Exercise –
Copy the records below exactly, leaving out every picture.

Source material –

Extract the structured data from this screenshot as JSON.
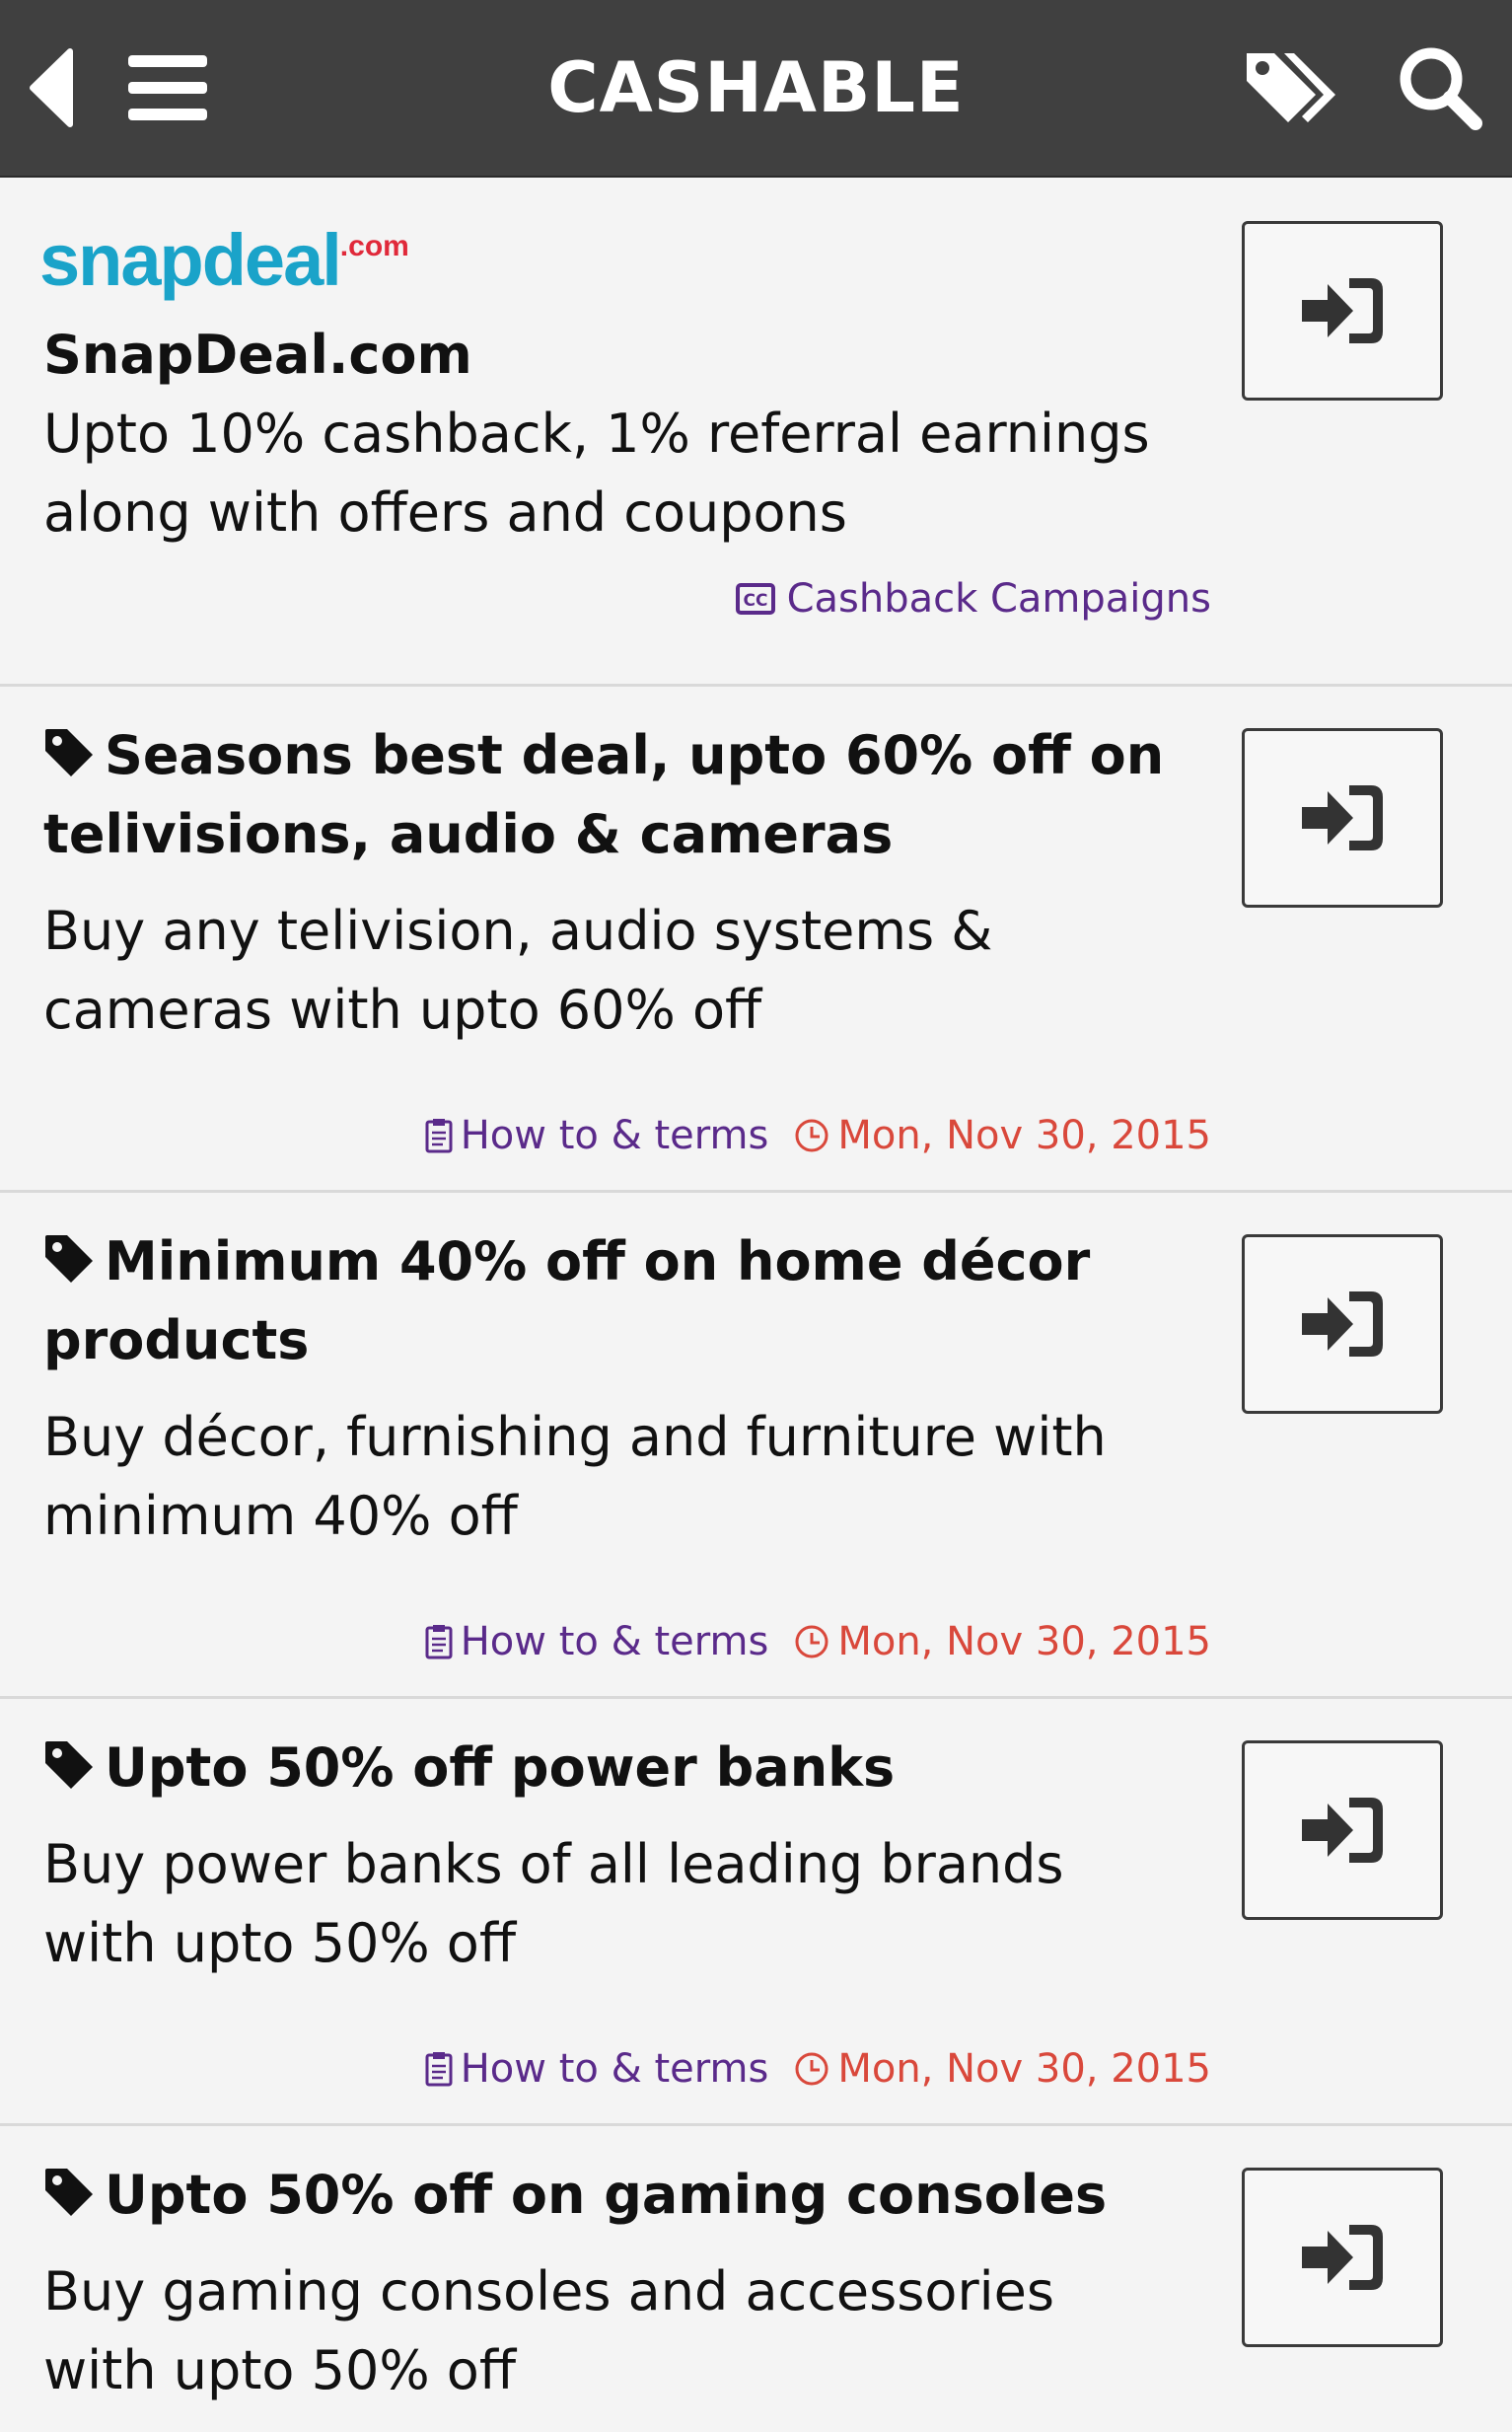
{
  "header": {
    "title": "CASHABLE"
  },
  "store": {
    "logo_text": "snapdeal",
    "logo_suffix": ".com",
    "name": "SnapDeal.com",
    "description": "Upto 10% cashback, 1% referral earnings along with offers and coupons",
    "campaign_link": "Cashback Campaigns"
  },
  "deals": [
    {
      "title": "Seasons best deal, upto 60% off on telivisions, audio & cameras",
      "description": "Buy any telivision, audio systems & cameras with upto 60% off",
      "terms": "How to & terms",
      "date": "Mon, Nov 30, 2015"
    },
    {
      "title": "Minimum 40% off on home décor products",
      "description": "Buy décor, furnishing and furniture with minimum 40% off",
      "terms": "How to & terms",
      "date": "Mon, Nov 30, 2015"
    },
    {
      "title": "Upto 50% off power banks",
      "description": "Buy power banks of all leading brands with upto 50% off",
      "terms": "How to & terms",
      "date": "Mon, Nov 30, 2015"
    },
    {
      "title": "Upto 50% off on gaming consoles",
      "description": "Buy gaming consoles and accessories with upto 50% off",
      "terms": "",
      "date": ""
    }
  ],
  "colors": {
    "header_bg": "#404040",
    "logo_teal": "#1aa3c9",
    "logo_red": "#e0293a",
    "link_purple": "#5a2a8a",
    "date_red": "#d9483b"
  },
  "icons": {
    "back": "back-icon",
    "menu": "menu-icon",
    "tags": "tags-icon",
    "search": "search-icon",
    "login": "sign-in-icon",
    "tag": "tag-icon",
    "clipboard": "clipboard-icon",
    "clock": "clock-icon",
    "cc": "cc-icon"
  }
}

Full response –
Extract the structured data from this screenshot as JSON.
{
  "header": {
    "title": "CASHABLE"
  },
  "store": {
    "logo_text": "snapdeal",
    "logo_suffix": ".com",
    "name": "SnapDeal.com",
    "description": "Upto 10% cashback, 1% referral earnings along with offers and coupons",
    "campaign_link": "Cashback Campaigns"
  },
  "deals": [
    {
      "title": "Seasons best deal, upto 60% off on telivisions, audio & cameras",
      "description": "Buy any telivision, audio systems & cameras with upto 60% off",
      "terms": "How to & terms",
      "date": "Mon, Nov 30, 2015"
    },
    {
      "title": "Minimum 40% off on home décor products",
      "description": "Buy décor, furnishing and furniture with minimum 40% off",
      "terms": "How to & terms",
      "date": "Mon, Nov 30, 2015"
    },
    {
      "title": "Upto 50% off power banks",
      "description": "Buy power banks of all leading brands with upto 50% off",
      "terms": "How to & terms",
      "date": "Mon, Nov 30, 2015"
    },
    {
      "title": "Upto 50% off on gaming consoles",
      "description": "Buy gaming consoles and accessories with upto 50% off",
      "terms": "",
      "date": ""
    }
  ],
  "colors": {
    "header_bg": "#404040",
    "logo_teal": "#1aa3c9",
    "logo_red": "#e0293a",
    "link_purple": "#5a2a8a",
    "date_red": "#d9483b"
  },
  "icons": {
    "back": "back-icon",
    "menu": "menu-icon",
    "tags": "tags-icon",
    "search": "search-icon",
    "login": "sign-in-icon",
    "tag": "tag-icon",
    "clipboard": "clipboard-icon",
    "clock": "clock-icon",
    "cc": "cc-icon"
  }
}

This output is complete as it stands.